* THE RECORDS:
++++
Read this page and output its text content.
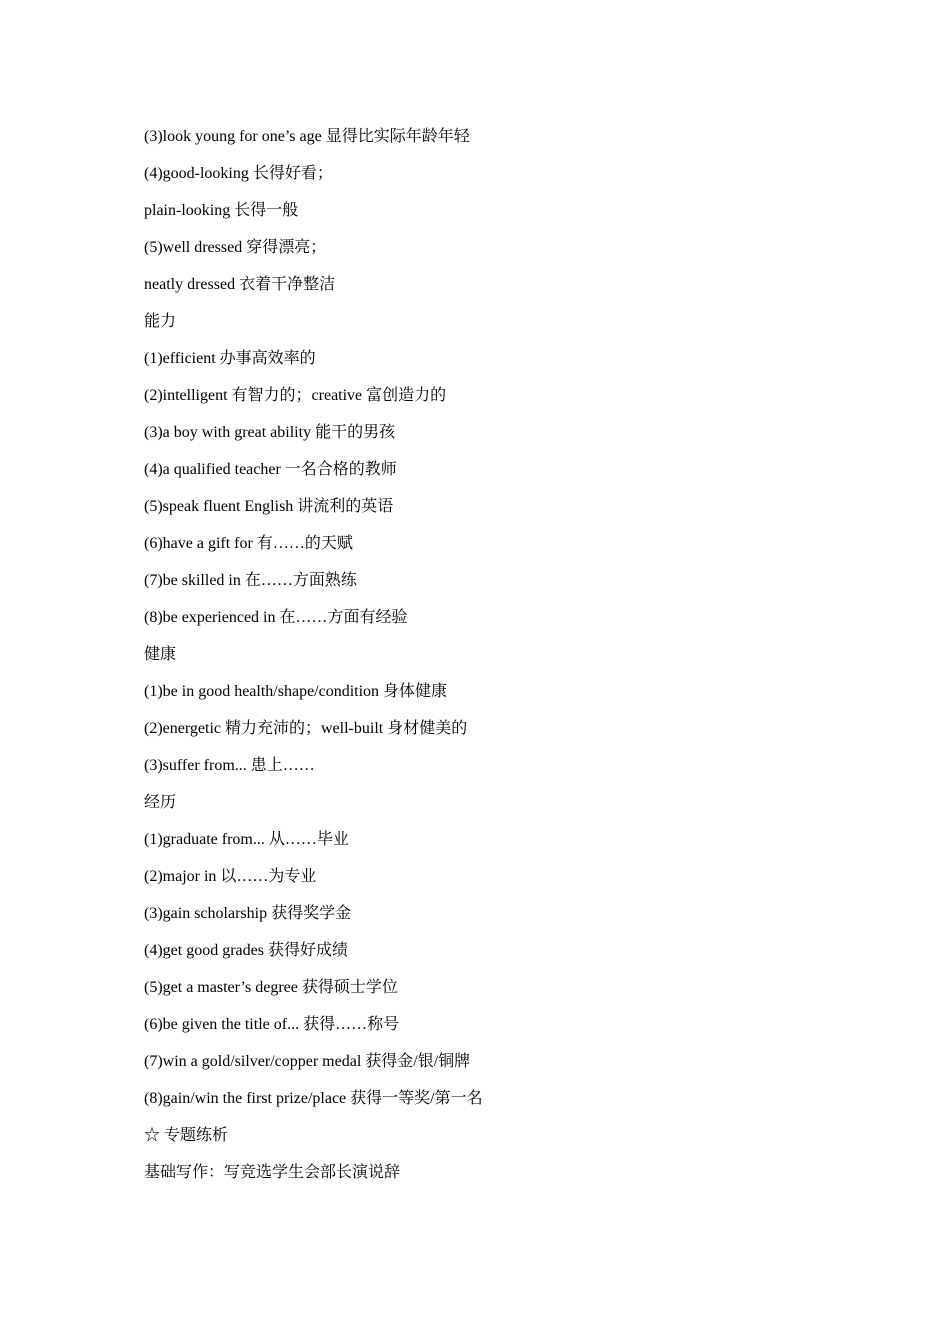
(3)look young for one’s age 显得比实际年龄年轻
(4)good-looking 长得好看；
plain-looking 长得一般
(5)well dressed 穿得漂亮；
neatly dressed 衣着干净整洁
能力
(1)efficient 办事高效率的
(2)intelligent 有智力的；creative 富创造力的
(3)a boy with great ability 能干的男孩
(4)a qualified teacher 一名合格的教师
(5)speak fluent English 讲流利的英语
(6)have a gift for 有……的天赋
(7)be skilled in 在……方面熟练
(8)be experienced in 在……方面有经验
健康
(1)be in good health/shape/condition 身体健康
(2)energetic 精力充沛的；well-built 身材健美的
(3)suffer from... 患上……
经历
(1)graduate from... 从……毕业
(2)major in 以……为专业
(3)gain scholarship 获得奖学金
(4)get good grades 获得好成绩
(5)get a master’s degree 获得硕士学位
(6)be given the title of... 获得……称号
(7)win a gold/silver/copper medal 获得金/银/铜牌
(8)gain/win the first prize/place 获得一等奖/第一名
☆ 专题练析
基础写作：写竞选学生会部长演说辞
++++
* WHAT IS ASKED: Every record above should be transcribed exactly; the pictures stay out of the copy.

* WORKED SOLUTION:
Read this page and output its text content.
(3)look young for one’s age 显得比实际年龄年轻
(4)good-looking 长得好看；
plain-looking 长得一般
(5)well dressed 穿得漂亮；
neatly dressed 衣着干净整洁
能力
(1)efficient 办事高效率的
(2)intelligent 有智力的；creative 富创造力的
(3)a boy with great ability 能干的男孩
(4)a qualified teacher 一名合格的教师
(5)speak fluent English 讲流利的英语
(6)have a gift for 有……的天赋
(7)be skilled in 在……方面熟练
(8)be experienced in 在……方面有经验
健康
(1)be in good health/shape/condition 身体健康
(2)energetic 精力充沛的；well-built 身材健美的
(3)suffer from... 患上……
经历
(1)graduate from... 从……毕业
(2)major in 以……为专业
(3)gain scholarship 获得奖学金
(4)get good grades 获得好成绩
(5)get a master’s degree 获得硕士学位
(6)be given the title of... 获得……称号
(7)win a gold/silver/copper medal 获得金/银/铜牌
(8)gain/win the first prize/place 获得一等奖/第一名
☆ 专题练析
基础写作：写竞选学生会部长演说辞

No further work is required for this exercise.